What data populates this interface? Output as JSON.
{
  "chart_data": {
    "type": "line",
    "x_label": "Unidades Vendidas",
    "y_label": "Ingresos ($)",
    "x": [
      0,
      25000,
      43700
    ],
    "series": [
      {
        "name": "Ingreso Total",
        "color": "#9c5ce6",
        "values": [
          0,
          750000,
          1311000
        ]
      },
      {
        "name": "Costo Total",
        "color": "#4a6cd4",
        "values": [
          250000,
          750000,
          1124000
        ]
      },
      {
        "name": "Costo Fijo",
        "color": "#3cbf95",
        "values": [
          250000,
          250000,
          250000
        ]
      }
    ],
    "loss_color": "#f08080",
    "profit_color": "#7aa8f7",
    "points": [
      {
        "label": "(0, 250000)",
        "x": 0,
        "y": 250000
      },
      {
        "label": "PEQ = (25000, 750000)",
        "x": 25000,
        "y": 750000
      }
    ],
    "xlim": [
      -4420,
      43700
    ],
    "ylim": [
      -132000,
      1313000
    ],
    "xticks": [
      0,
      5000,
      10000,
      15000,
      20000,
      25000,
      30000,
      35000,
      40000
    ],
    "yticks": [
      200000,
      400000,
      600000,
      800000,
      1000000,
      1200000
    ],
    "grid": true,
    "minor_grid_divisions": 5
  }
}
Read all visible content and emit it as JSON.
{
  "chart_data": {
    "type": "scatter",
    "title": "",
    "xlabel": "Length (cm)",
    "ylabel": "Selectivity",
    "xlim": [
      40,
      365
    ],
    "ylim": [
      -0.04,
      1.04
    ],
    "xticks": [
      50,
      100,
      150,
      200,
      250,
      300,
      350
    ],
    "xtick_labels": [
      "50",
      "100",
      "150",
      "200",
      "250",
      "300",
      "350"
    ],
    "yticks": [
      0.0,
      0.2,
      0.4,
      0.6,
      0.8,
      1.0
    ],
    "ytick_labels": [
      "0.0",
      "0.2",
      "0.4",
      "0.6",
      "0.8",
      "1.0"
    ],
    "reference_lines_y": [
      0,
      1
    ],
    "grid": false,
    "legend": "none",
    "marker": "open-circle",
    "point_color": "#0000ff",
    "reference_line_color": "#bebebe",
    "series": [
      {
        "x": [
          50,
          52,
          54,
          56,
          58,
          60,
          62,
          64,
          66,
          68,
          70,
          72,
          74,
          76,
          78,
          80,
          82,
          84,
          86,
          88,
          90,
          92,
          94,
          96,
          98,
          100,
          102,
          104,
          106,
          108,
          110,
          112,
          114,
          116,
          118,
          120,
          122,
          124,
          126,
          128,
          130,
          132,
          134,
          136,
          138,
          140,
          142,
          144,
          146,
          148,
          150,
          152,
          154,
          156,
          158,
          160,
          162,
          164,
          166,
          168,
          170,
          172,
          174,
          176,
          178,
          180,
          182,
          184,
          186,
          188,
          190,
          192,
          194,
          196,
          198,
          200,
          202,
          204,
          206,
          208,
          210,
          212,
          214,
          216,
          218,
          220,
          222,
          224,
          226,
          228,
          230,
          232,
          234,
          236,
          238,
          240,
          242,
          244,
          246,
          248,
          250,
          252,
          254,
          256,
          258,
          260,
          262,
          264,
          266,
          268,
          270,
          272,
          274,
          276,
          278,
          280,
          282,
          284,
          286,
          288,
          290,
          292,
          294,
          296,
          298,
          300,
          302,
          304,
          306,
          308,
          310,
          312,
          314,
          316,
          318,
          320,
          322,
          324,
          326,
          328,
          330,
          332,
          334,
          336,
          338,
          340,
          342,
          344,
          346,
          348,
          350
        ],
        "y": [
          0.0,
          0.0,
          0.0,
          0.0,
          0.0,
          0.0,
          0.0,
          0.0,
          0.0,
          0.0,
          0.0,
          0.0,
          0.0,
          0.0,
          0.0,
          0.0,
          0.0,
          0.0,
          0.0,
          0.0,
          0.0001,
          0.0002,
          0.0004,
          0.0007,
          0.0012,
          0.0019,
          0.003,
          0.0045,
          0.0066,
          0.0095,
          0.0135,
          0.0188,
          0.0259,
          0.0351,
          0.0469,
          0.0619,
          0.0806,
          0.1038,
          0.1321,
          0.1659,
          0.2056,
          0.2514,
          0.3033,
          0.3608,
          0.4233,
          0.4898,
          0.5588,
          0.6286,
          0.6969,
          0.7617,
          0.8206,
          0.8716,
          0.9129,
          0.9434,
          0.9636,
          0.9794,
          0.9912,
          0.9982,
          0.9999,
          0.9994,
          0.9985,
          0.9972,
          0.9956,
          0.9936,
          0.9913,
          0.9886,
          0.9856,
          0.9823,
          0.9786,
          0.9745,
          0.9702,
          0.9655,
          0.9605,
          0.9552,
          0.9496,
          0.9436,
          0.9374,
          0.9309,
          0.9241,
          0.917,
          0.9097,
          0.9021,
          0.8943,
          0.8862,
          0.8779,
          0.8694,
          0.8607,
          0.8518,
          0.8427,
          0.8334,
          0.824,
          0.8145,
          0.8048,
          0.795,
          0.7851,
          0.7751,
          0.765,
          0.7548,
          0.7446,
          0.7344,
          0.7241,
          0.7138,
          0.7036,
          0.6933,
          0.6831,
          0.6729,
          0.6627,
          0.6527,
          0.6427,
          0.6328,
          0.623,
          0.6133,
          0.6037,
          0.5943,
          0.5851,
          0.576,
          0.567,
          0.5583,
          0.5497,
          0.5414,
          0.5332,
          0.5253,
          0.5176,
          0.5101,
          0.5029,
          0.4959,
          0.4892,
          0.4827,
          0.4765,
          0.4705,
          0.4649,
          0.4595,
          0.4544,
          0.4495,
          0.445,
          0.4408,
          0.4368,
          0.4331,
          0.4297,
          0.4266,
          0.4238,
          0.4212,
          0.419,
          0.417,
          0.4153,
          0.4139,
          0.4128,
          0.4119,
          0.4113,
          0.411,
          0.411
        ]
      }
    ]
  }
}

........

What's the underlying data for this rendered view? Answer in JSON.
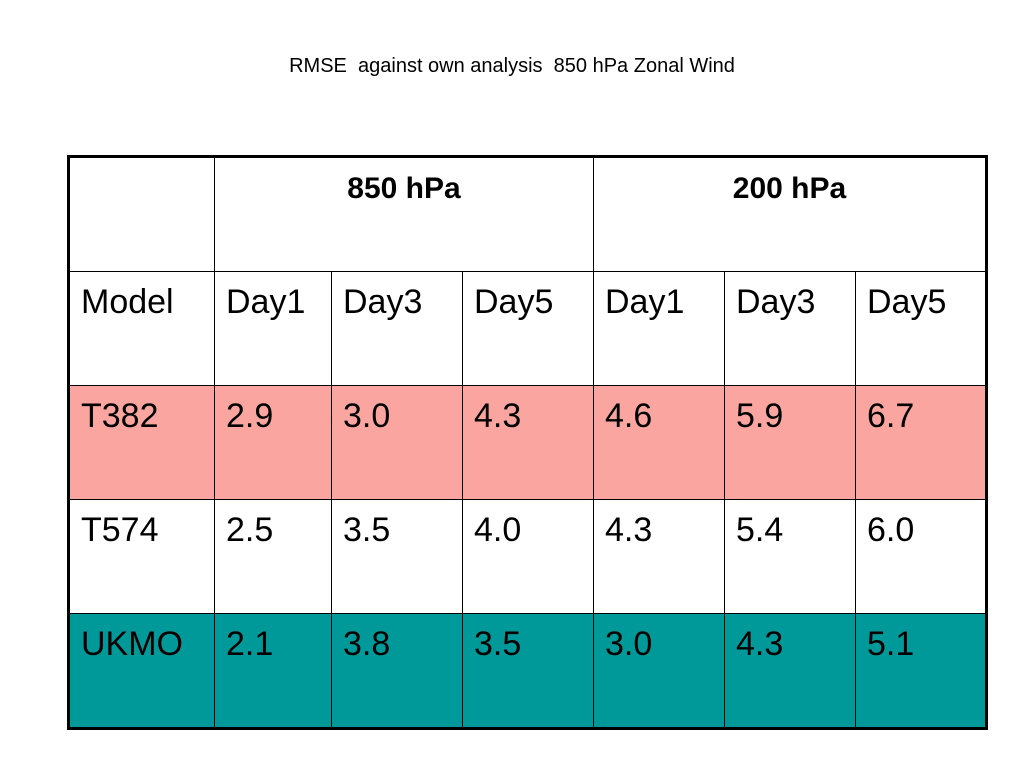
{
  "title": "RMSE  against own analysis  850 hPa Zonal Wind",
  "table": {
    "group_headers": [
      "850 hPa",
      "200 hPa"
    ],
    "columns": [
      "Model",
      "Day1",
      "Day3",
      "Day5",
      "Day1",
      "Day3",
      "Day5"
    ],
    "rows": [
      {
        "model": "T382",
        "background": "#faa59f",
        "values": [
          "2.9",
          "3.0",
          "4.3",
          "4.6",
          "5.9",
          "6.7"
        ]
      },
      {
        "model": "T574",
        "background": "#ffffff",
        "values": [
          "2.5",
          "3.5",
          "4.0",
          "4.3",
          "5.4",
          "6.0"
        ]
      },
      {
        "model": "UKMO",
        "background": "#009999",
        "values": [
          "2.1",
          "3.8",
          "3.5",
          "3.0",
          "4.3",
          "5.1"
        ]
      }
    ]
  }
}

........

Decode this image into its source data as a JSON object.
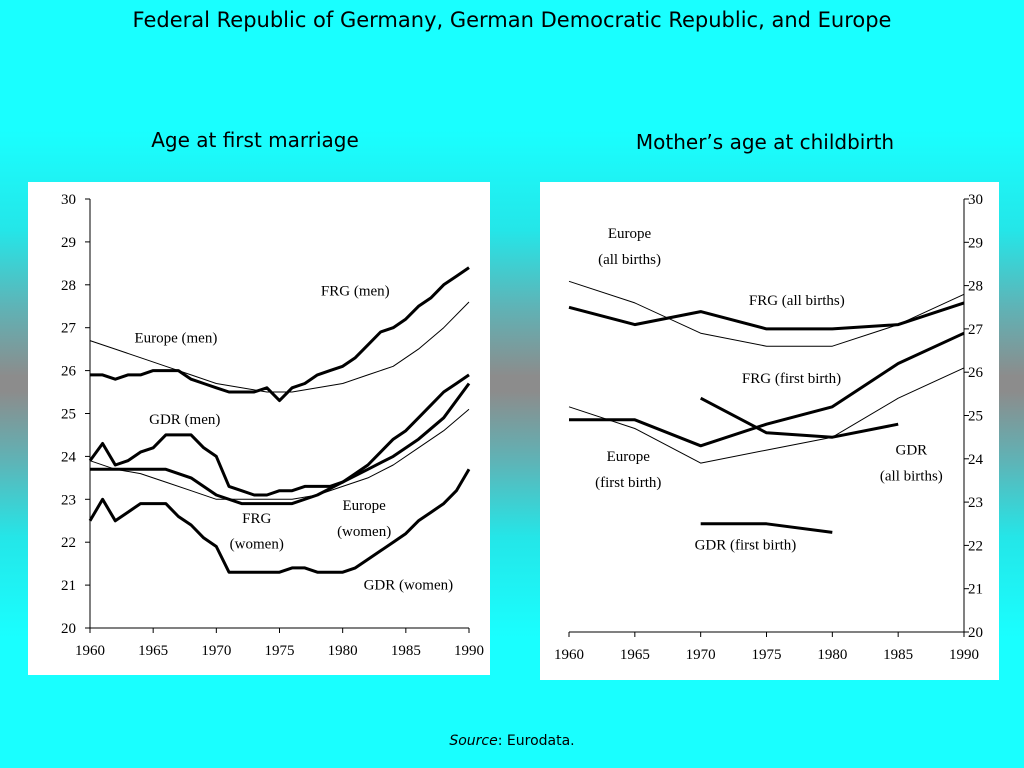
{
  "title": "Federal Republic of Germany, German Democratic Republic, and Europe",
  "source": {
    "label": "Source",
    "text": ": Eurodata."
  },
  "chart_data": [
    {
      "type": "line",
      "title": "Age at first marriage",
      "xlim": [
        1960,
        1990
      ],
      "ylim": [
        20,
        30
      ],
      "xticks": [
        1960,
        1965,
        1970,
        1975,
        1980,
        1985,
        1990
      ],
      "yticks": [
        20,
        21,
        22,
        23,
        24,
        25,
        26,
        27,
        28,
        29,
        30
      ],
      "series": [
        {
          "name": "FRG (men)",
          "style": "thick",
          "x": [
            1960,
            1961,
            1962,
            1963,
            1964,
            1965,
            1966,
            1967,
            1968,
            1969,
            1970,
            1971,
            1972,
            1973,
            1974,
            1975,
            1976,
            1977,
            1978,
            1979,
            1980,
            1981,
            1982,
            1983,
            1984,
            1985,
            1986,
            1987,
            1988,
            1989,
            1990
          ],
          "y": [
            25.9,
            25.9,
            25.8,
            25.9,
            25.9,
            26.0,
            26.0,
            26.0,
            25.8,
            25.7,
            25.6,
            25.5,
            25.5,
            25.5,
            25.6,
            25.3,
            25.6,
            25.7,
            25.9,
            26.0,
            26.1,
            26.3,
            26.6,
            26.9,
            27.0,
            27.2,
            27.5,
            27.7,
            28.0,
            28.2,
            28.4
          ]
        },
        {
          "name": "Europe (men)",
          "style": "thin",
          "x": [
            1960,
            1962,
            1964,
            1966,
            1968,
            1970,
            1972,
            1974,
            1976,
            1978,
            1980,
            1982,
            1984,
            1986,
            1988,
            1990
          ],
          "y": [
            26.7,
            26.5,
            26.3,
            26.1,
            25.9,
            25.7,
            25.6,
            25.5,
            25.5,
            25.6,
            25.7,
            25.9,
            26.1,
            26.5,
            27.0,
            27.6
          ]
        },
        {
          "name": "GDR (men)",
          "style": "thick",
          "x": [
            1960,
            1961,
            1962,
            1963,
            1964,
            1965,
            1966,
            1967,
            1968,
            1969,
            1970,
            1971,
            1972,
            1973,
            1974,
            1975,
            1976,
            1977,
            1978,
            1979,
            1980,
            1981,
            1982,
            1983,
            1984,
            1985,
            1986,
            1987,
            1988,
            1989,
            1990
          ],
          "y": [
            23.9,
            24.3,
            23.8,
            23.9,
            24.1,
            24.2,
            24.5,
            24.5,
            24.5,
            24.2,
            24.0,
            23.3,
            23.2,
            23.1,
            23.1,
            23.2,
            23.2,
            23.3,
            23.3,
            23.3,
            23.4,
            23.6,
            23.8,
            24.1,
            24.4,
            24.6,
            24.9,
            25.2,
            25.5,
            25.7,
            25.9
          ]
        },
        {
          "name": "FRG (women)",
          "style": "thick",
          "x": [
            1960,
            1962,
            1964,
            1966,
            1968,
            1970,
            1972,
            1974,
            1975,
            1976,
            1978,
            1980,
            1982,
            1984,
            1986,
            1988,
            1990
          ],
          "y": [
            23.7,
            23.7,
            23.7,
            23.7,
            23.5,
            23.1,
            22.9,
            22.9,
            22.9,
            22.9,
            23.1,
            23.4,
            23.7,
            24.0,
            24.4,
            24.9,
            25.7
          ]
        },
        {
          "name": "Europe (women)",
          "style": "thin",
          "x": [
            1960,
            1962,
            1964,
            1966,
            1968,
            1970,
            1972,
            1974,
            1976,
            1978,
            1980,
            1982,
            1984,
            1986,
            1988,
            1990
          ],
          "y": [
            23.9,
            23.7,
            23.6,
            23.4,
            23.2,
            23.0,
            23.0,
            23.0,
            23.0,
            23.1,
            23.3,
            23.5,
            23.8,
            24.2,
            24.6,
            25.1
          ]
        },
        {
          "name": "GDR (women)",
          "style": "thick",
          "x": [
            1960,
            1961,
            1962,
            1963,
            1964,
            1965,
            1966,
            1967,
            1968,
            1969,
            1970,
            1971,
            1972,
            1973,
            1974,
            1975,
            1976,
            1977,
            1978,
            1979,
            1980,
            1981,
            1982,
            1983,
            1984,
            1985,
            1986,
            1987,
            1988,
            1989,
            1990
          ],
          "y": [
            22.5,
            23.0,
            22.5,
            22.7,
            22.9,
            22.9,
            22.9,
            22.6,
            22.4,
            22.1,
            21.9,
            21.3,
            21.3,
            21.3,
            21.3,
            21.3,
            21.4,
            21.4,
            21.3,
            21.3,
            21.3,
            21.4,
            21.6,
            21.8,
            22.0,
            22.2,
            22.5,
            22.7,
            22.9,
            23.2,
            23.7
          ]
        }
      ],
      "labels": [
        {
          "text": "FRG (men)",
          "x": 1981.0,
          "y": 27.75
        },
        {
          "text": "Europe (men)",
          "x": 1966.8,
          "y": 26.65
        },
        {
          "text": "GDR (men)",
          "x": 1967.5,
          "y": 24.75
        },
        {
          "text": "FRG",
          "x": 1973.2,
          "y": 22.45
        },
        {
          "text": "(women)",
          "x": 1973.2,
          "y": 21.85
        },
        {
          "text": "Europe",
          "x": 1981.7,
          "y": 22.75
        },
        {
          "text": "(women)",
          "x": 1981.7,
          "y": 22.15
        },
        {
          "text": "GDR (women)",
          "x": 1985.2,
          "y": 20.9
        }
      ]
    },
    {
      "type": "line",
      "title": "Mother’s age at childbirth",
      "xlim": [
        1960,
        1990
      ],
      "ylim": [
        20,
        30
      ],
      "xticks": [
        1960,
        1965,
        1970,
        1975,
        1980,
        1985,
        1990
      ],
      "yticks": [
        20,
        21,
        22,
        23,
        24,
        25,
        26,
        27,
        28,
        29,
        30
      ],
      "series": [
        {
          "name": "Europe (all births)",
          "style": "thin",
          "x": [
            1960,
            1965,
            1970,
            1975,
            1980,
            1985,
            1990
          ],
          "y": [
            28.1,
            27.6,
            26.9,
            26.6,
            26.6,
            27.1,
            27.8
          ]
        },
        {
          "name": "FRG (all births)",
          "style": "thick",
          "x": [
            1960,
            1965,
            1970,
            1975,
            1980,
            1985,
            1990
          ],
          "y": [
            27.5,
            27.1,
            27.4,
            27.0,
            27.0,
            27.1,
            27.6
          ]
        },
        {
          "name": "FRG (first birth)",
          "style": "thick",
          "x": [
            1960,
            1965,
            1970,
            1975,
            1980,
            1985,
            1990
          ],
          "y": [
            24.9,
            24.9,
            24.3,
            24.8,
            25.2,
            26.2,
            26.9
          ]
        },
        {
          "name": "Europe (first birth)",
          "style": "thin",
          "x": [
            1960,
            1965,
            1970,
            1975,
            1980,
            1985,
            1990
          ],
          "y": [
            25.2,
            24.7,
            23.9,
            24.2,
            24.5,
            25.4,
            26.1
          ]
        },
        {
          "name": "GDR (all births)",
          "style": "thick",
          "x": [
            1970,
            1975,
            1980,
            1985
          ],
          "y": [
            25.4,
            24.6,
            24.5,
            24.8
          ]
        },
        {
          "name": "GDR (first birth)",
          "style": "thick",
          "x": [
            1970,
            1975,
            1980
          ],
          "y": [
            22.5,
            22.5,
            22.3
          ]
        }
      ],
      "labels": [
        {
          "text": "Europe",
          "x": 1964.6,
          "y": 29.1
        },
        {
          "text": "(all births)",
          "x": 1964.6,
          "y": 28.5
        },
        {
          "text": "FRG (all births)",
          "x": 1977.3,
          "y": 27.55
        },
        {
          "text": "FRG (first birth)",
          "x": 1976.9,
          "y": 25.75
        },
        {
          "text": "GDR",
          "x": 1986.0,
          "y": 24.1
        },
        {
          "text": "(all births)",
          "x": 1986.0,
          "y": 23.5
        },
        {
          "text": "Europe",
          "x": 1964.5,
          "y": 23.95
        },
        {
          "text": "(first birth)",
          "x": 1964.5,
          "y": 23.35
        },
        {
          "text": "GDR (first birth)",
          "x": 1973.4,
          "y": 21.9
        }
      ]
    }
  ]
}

........

YOUR OBJECTIVE
Copy each line above that contains the word "this".

RESPONSE BELOW
What data populates this interface? Output as JSON.
What's the underlying data for this rendered view? Answer in JSON.
Decode this image into its source data as a JSON object.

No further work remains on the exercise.